WHAT IS ASKED
Work out the number of lines containing "xend". Give that number alone.
::: DATA TO USE
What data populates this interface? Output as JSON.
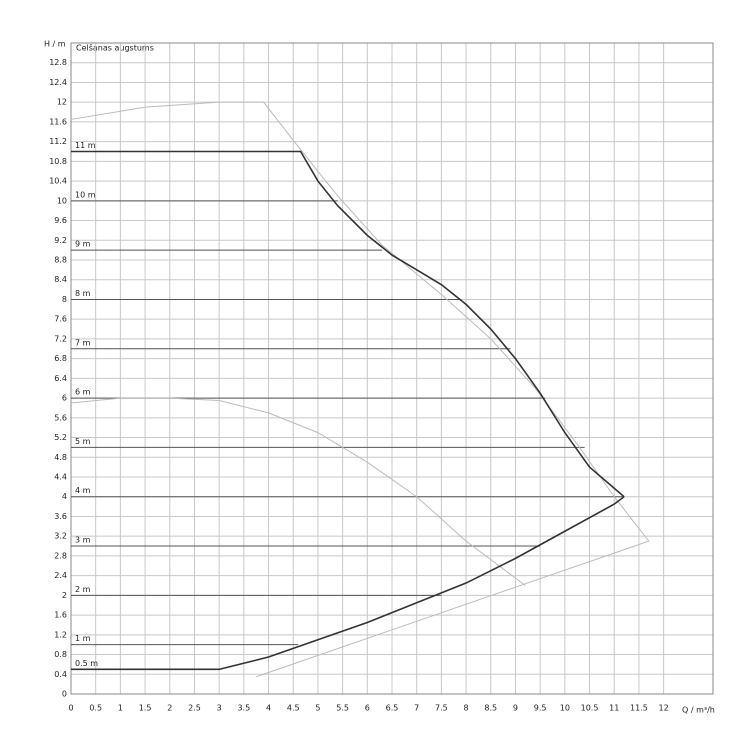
{
  "chart_data": {
    "type": "line",
    "title": "Celšanas augstums",
    "ylabel": "H / m",
    "xlabel": "Q / m³/h",
    "xlim": [
      0,
      13
    ],
    "ylim": [
      0,
      13.2
    ],
    "xticks": [
      0,
      0.5,
      1,
      1.5,
      2,
      2.5,
      3,
      3.5,
      4,
      4.5,
      5,
      5.5,
      6,
      6.5,
      7,
      7.5,
      8,
      8.5,
      9,
      9.5,
      10,
      10.5,
      11,
      11.5,
      12
    ],
    "yticks": [
      0,
      0.4,
      0.8,
      1.2,
      1.6,
      2,
      2.4,
      2.8,
      3.2,
      3.6,
      4,
      4.4,
      4.8,
      5.2,
      5.6,
      6,
      6.4,
      6.8,
      7.2,
      7.6,
      8,
      8.4,
      8.8,
      9.2,
      9.6,
      10,
      10.4,
      10.8,
      11.2,
      11.6,
      12,
      12.4,
      12.8
    ],
    "grid": true,
    "grid_color": "#c8c8c8",
    "series": [
      {
        "color": "#bbbbbb",
        "width": 1,
        "x": [
          0,
          1.5,
          3,
          3.9,
          4.6,
          5.4,
          6.3,
          7.5,
          8.5,
          9.4,
          10.3,
          11,
          11.7,
          3.75
        ],
        "values": [
          11.65,
          11.9,
          12.0,
          12.0,
          11.1,
          10.1,
          9.1,
          8.1,
          7.2,
          6.2,
          5.0,
          4.0,
          3.1,
          0.35
        ]
      },
      {
        "color": "#bbbbbb",
        "width": 1,
        "x": [
          0,
          1,
          2,
          3,
          4,
          5,
          6,
          7,
          8,
          9.2
        ],
        "values": [
          5.9,
          6.0,
          6.0,
          5.95,
          5.7,
          5.3,
          4.7,
          4.0,
          3.1,
          2.2
        ]
      },
      {
        "color": "#333333",
        "width": 1.6,
        "x": [
          0,
          4.65,
          5,
          5.4,
          6,
          6.5,
          7,
          7.5,
          8,
          8.5,
          9,
          9.5,
          10,
          10.5,
          11.2
        ],
        "values": [
          11,
          11,
          10.4,
          9.9,
          9.3,
          8.9,
          8.6,
          8.3,
          7.9,
          7.4,
          6.8,
          6.1,
          5.3,
          4.6,
          4.0
        ]
      },
      {
        "color": "#333333",
        "width": 1.6,
        "x": [
          0,
          3,
          4,
          5,
          6,
          7,
          8,
          9,
          10,
          11,
          11.2
        ],
        "values": [
          0.5,
          0.5,
          0.75,
          1.1,
          1.45,
          1.85,
          2.25,
          2.75,
          3.3,
          3.85,
          4.0
        ]
      }
    ],
    "levels": [
      {
        "label": "0.5 m",
        "value": 0.5,
        "xend": 3.0
      },
      {
        "label": "1 m",
        "value": 1,
        "xend": 4.6
      },
      {
        "label": "2 m",
        "value": 2,
        "xend": 7.5
      },
      {
        "label": "3 m",
        "value": 3,
        "xend": 9.5
      },
      {
        "label": "4 m",
        "value": 4,
        "xend": 11.2
      },
      {
        "label": "5 m",
        "value": 5,
        "xend": 10.4
      },
      {
        "label": "6 m",
        "value": 6,
        "xend": 9.6
      },
      {
        "label": "7 m",
        "value": 7,
        "xend": 8.9
      },
      {
        "label": "8 m",
        "value": 8,
        "xend": 7.9
      },
      {
        "label": "9 m",
        "value": 9,
        "xend": 6.3
      },
      {
        "label": "10 m",
        "value": 10,
        "xend": 5.4
      },
      {
        "label": "11 m",
        "value": 11,
        "xend": 4.65
      }
    ],
    "level_color": "#555555"
  }
}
::::::
TASK ANSWER
12